▸ **Given request**
Wherever the string "NASA" appears in the listing, copy that line.

▸ **Exercise input**
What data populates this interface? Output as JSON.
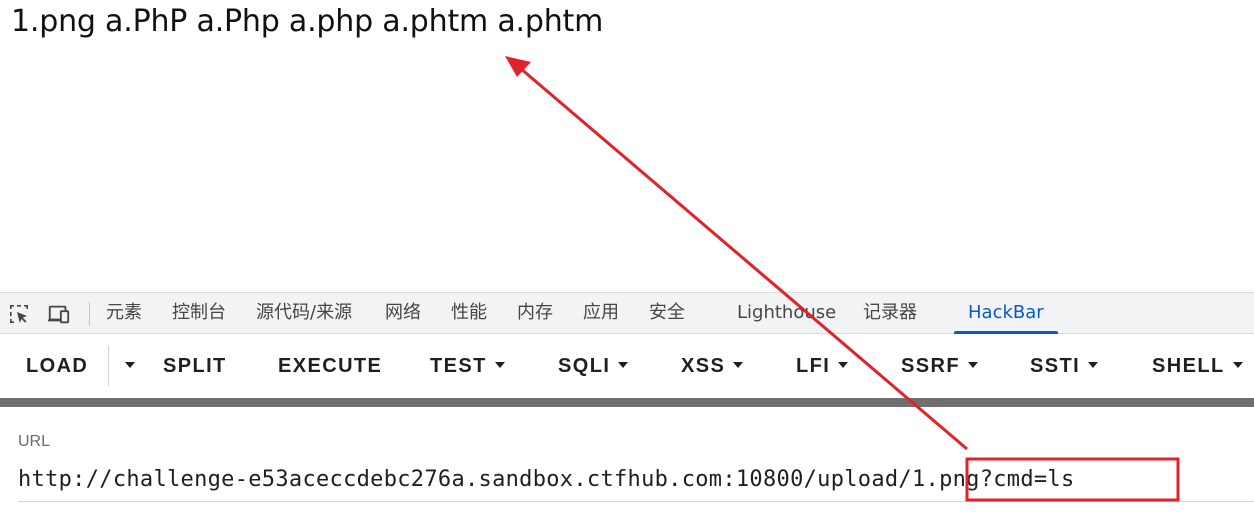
{
  "page_output": {
    "text": "1.png a.PhP a.Php a.php a.phtm a.phtm"
  },
  "devtools": {
    "tabs": [
      {
        "label": "元素"
      },
      {
        "label": "控制台"
      },
      {
        "label": "源代码/来源"
      },
      {
        "label": "网络"
      },
      {
        "label": "性能"
      },
      {
        "label": "内存"
      },
      {
        "label": "应用"
      },
      {
        "label": "安全"
      },
      {
        "label": "Lighthouse"
      },
      {
        "label": "记录器"
      },
      {
        "label": "HackBar"
      }
    ],
    "active_tab": "HackBar",
    "icons": [
      "inspect-element-icon",
      "device-toolbar-icon"
    ]
  },
  "hackbar": {
    "buttons": [
      {
        "label": "LOAD",
        "dropdown": false
      },
      {
        "label": "SPLIT",
        "dropdown": false
      },
      {
        "label": "EXECUTE",
        "dropdown": false
      },
      {
        "label": "TEST",
        "dropdown": true
      },
      {
        "label": "SQLI",
        "dropdown": true
      },
      {
        "label": "XSS",
        "dropdown": true
      },
      {
        "label": "LFI",
        "dropdown": true
      },
      {
        "label": "SSRF",
        "dropdown": true
      },
      {
        "label": "SSTI",
        "dropdown": true
      },
      {
        "label": "SHELL",
        "dropdown": true
      }
    ],
    "url_label": "URL",
    "url_value": "http://challenge-e53aceccdebc276a.sandbox.ctfhub.com:10800/upload/1.png?cmd=ls"
  },
  "colors": {
    "active_tab": "#0b57d0",
    "annotation": "#e0232b"
  }
}
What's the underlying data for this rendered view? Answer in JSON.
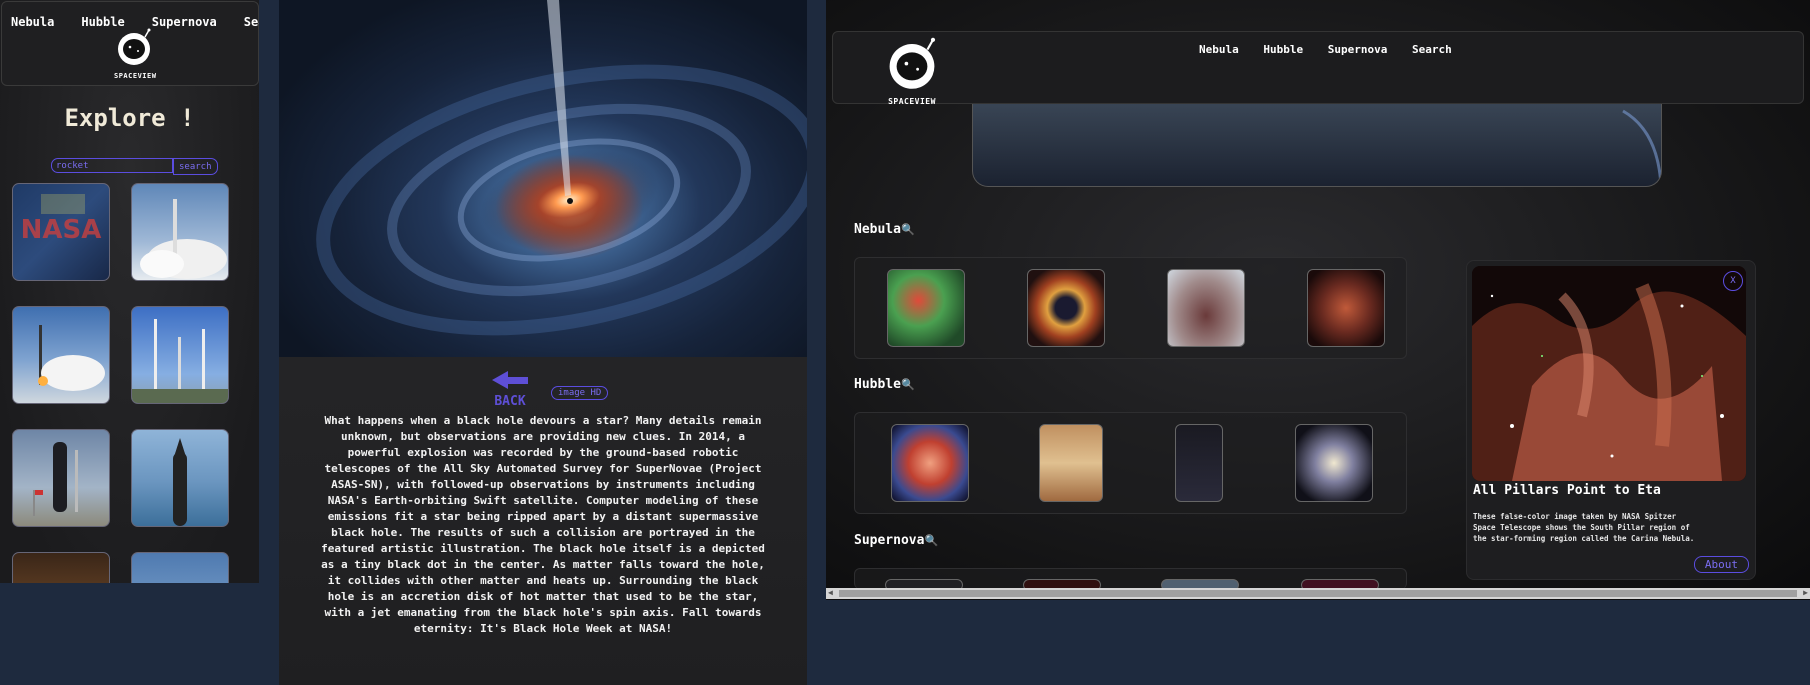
{
  "left": {
    "nav": [
      "Nebula",
      "Hubble",
      "Supernova",
      "Search"
    ],
    "logo_text": "SPACEVIEW",
    "heading": "Explore !",
    "search": {
      "value": "rocket",
      "button": "search"
    }
  },
  "middle": {
    "back_label": "BACK",
    "hd_button": "image HD",
    "description": "What happens when a black hole devours a star? Many details remain unknown, but observations are providing new clues. In 2014, a powerful explosion was recorded by the ground-based robotic telescopes of the All Sky Automated Survey for SuperNovae (Project ASAS-SN), with followed-up observations by instruments including NASA's Earth-orbiting Swift satellite. Computer modeling of these emissions fit a star being ripped apart by a distant supermassive black hole. The results of such a collision are portrayed in the featured artistic illustration. The black hole itself is a depicted as a tiny black dot in the center. As matter falls toward the hole, it collides with other matter and heats up. Surrounding the black hole is an accretion disk of hot matter that used to be the star, with a jet emanating from the black hole's spin axis. Fall towards eternity: It's Black Hole Week at NASA!"
  },
  "right": {
    "nav": [
      "Nebula",
      "Hubble",
      "Supernova",
      "Search"
    ],
    "logo_text": "SPACEVIEW",
    "sections": {
      "nebula": "Nebula",
      "hubble": "Hubble",
      "supernova": "Supernova"
    },
    "card": {
      "close": "X",
      "title": "All Pillars Point to Eta",
      "text": "These false-color image taken by NASA Spitzer Space Telescope shows the South Pillar region of the star-forming region called the Carina Nebula.",
      "about": "About"
    }
  },
  "colors": {
    "accent": "#5b4de0",
    "bg_outer": "#1e2a3e",
    "panel": "#1f1f21"
  }
}
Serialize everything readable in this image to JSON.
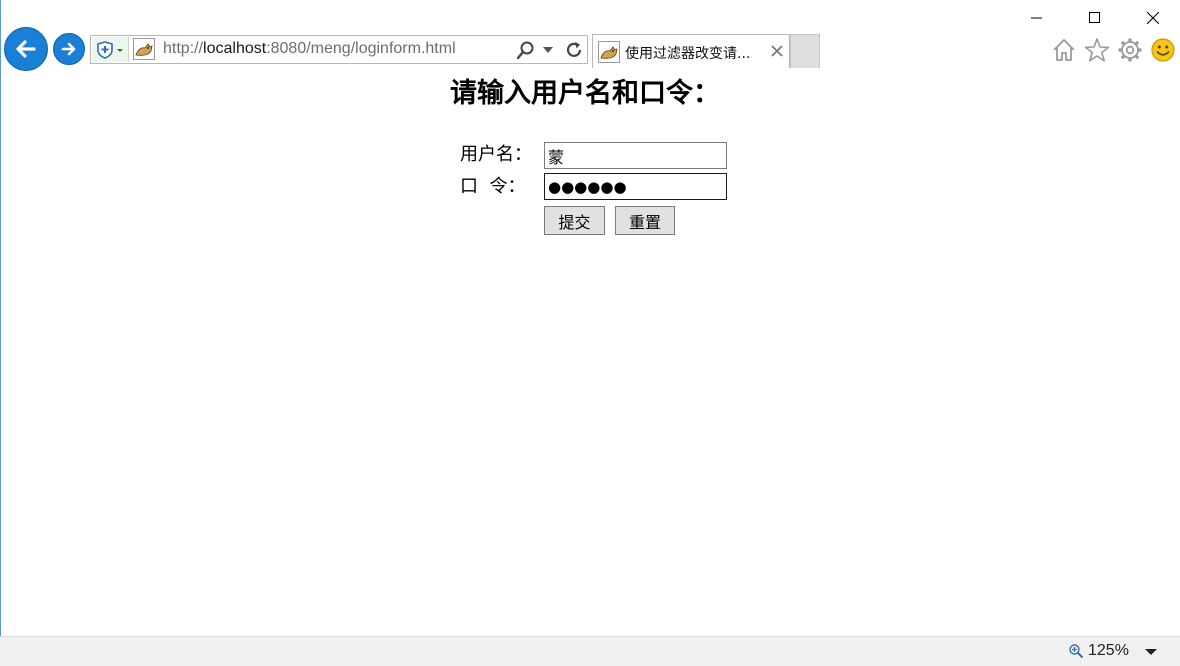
{
  "browser": {
    "address": {
      "scheme": "http://",
      "host": "localhost",
      "rest": ":8080/meng/loginform.html"
    },
    "tab": {
      "title": "使用过滤器改变请..."
    },
    "status": {
      "zoom_level": "125%"
    },
    "icons": {
      "back": "back-arrow-icon",
      "forward": "forward-arrow-icon",
      "security": "shield-icon",
      "favicon": "tomcat-icon",
      "search": "search-icon",
      "refresh": "refresh-icon",
      "close_tab": "close-icon",
      "home": "home-icon",
      "favorites": "star-icon",
      "tools": "gear-icon",
      "feedback": "smiley-icon",
      "zoom": "magnifier-icon"
    },
    "colors": {
      "nav_button": "#1a7fd6",
      "window_edge": "#5b9bd5"
    }
  },
  "page": {
    "heading": "请输入用户名和口令：",
    "form": {
      "username_label": "用户名：",
      "password_label": "口  令：",
      "username_value": "蒙",
      "password_value": "●●●●●●",
      "submit_label": "提交",
      "reset_label": "重置"
    }
  }
}
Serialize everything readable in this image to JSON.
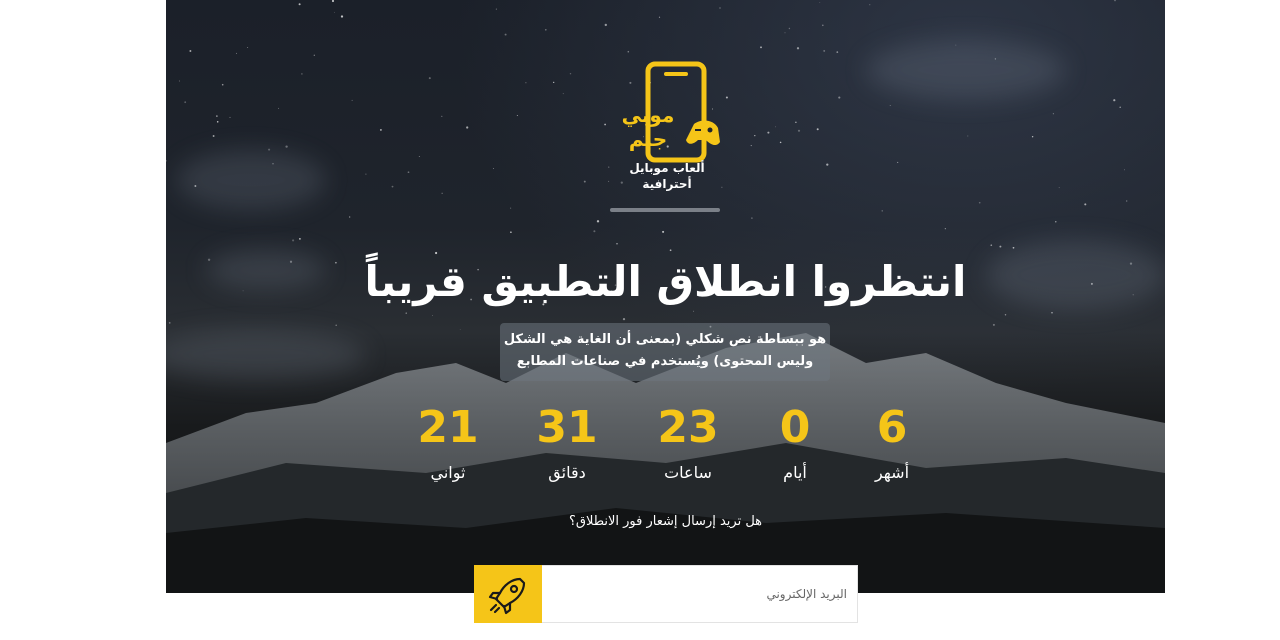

▸ **Output of the task**
    "description": "What happens when a black hole devours a star? Many details remain unknown, but observations are providing new clues. In 2014, a powerful explosion was recorded by the ground-based robotic telescopes of the All Sky Automated Survey for SuperNovae (Project ASAS-SN), with followed-up observations by instruments including NASA's Earth-orbiting Swift satellite. Computer modeling of these emissions fit a star being ripped apart by a distant supermassive black hole. The results of such a collision are portrayed in the featured artistic illustration. The black hole itself is a depicted as a tiny black dot in the center. As matter falls toward the hole, it collides with other matter and heats up. Surrounding the black hole is an accretion disk of hot matter that used to be the star, with a jet emanating from the black hole's spin axis. Fall towards eternity: It's Black Hole Week at NASA!"
      "text": "These false-color image taken by NASA Spitzer Space Telescope shows the South Pillar region of the star-forming region called the Carina Nebula.",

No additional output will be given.